TASK PROMPT: Below is a block of records; return all of them exactly, but without the images.

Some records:
------
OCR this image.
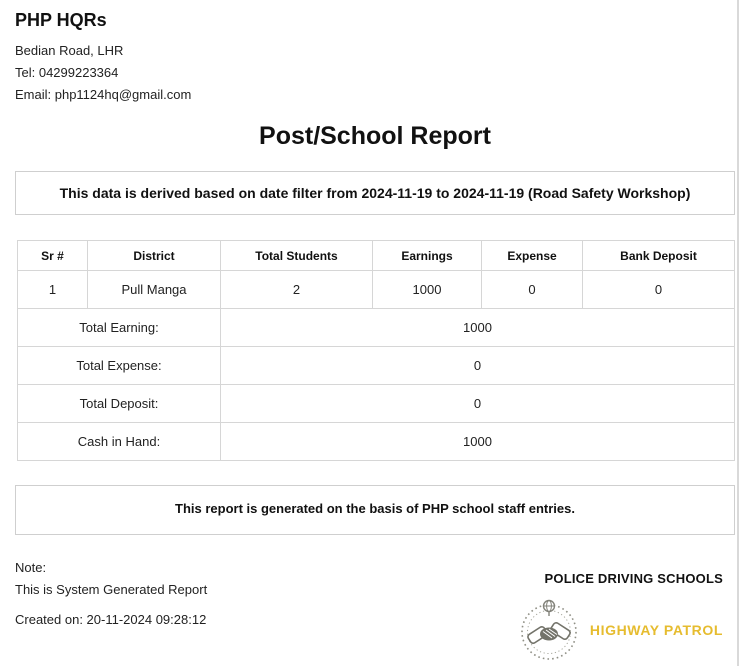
PHP HQRs
Bedian Road, LHR
Tel: 04299223364
Email: php1124hq@gmail.com
Post/School Report
This data is derived based on date filter from 2024-11-19 to 2024-11-19 (Road Safety Workshop)
Sr #	District	Total Students	Earnings	Expense	Bank Deposit
1	Pull Manga	2	1000	0	0
Total Earning:		1000			
Total Expense:		0			
Total Deposit:		0			
Cash in Hand:		1000			
This report is generated on the basis of PHP school staff entries.
Note:
This is System Generated Report
Created on: 20-11-2024 09:28:12
POLICE DRIVING SCHOOLS
HIGHWAY PATROL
------
ANSWER TO THE EXERCISE:
OCR this image.
PHP HQRs
Bedian Road, LHR
Tel: 04299223364
Email: php1124hq@gmail.com
Post/School Report
This data is derived based on date filter from 2024-11-19 to 2024-11-19 (Road Safety Workshop)
Sr #	District	Total Students	Earnings	Expense	Bank Deposit
1	Pull Manga	2	1000	0	0
Total Earning:		1000			
Total Expense:		0			
Total Deposit:		0			
Cash in Hand:		1000			
This report is generated on the basis of PHP school staff entries.
Note:
This is System Generated Report
Created on: 20-11-2024 09:28:12
POLICE DRIVING SCHOOLS
HIGHWAY PATROL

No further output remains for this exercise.